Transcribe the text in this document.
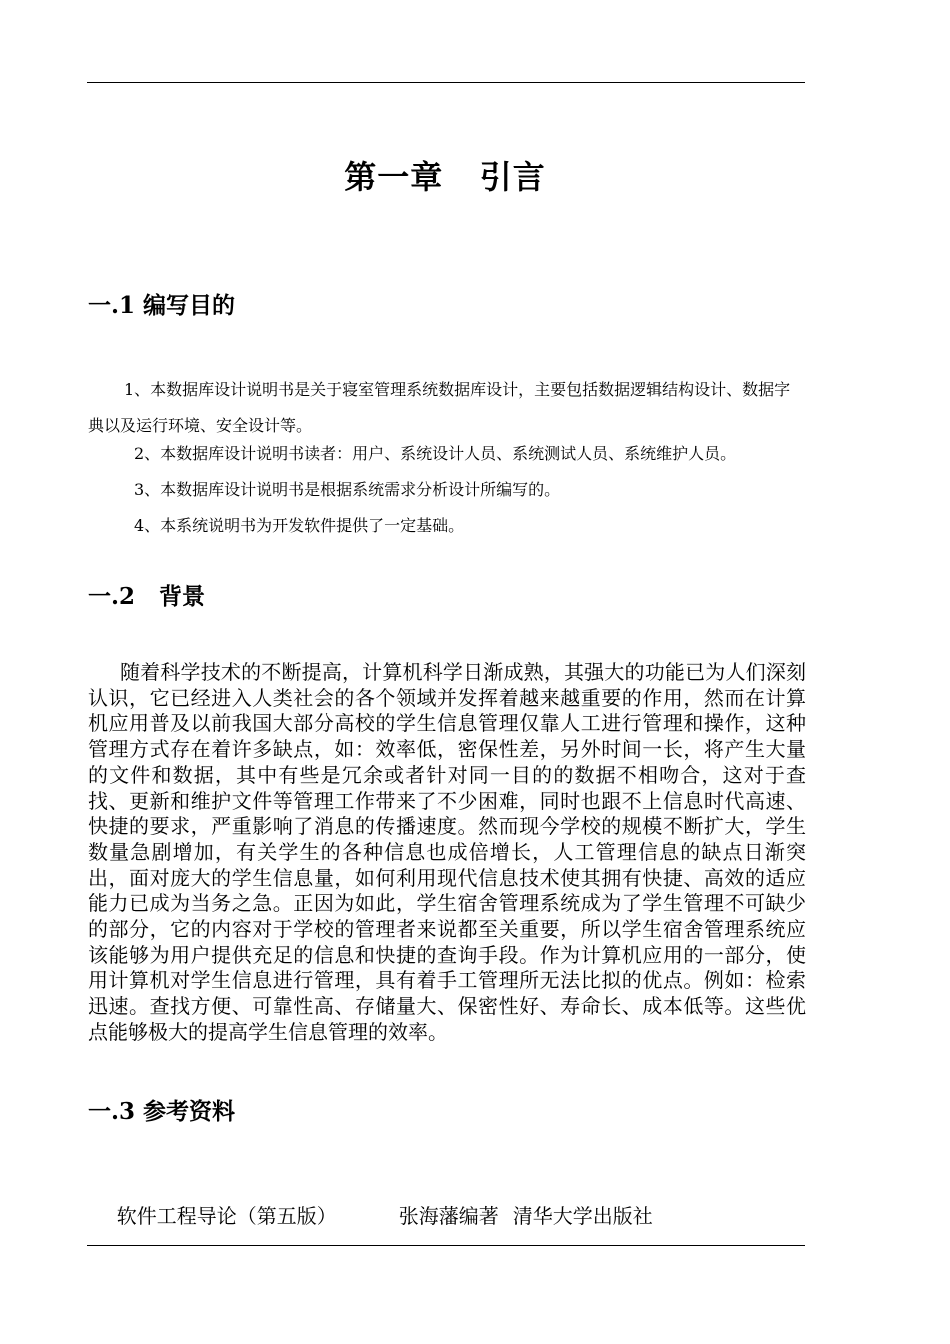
第一章   引言
一.1 编写目的
1、本数据库设计说明书是关于寝室管理系统数据库设计，主要包括数据逻辑结构设计、数据字典以及运行环境、安全设计等。
2、本数据库设计说明书读者：用户、系统设计人员、系统测试人员、系统维护人员。
3、本数据库设计说明书是根据系统需求分析设计所编写的。
4、本系统说明书为开发软件提供了一定基础。
一.2   背景
随着科学技术的不断提高，计算机科学日渐成熟，其强大的功能已为人们深刻认识，它已经进入人类社会的各个领域并发挥着越来越重要的作用，然而在计算机应用普及以前我国大部分高校的学生信息管理仅靠人工进行管理和操作，这种管理方式存在着许多缺点，如：效率低，密保性差，另外时间一长，将产生大量的文件和数据，其中有些是冗余或者针对同一目的的数据不相吻合，这对于查找、更新和维护文件等管理工作带来了不少困难，同时也跟不上信息时代高速、快捷的要求，严重影响了消息的传播速度。然而现今学校的规模不断扩大，学生数量急剧增加，有关学生的各种信息也成倍增长，人工管理信息的缺点日渐突出，面对庞大的学生信息量，如何利用现代信息技术使其拥有快捷、高效的适应能力已成为当务之急。正因为如此，学生宿舍管理系统成为了学生管理不可缺少的部分，它的内容对于学校的管理者来说都至关重要，所以学生宿舍管理系统应该能够为用户提供充足的信息和快捷的查询手段。作为计算机应用的一部分，使用计算机对学生信息进行管理，具有着手工管理所无法比拟的优点。例如：检索迅速。查找方便、可靠性高、存储量大、保密性好、寿命长、成本低等。这些优点能够极大的提高学生信息管理的效率。
一.3 参考资料

软件工程导论（第五版）	张海藩编著 清华大学出版社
------------------------------
▸ **SHORT PROBLEM**
Output an exact copy of the material, with the pictures removed.

▸ **RESPONSE TO THE EXERCISE**
Transcribe the text in this document.
第一章   引言
一.1 编写目的
1、本数据库设计说明书是关于寝室管理系统数据库设计，主要包括数据逻辑结构设计、数据字典以及运行环境、安全设计等。
2、本数据库设计说明书读者：用户、系统设计人员、系统测试人员、系统维护人员。
3、本数据库设计说明书是根据系统需求分析设计所编写的。
4、本系统说明书为开发软件提供了一定基础。
一.2   背景
随着科学技术的不断提高，计算机科学日渐成熟，其强大的功能已为人们深刻认识，它已经进入人类社会的各个领域并发挥着越来越重要的作用，然而在计算机应用普及以前我国大部分高校的学生信息管理仅靠人工进行管理和操作，这种管理方式存在着许多缺点，如：效率低，密保性差，另外时间一长，将产生大量的文件和数据，其中有些是冗余或者针对同一目的的数据不相吻合，这对于查找、更新和维护文件等管理工作带来了不少困难，同时也跟不上信息时代高速、快捷的要求，严重影响了消息的传播速度。然而现今学校的规模不断扩大，学生数量急剧增加，有关学生的各种信息也成倍增长，人工管理信息的缺点日渐突出，面对庞大的学生信息量，如何利用现代信息技术使其拥有快捷、高效的适应能力已成为当务之急。正因为如此，学生宿舍管理系统成为了学生管理不可缺少的部分，它的内容对于学校的管理者来说都至关重要，所以学生宿舍管理系统应该能够为用户提供充足的信息和快捷的查询手段。作为计算机应用的一部分，使用计算机对学生信息进行管理，具有着手工管理所无法比拟的优点。例如：检索迅速。查找方便、可靠性高、存储量大、保密性好、寿命长、成本低等。这些优点能够极大的提高学生信息管理的效率。
一.3 参考资料

软件工程导论（第五版）	张海藩编著 清华大学出版社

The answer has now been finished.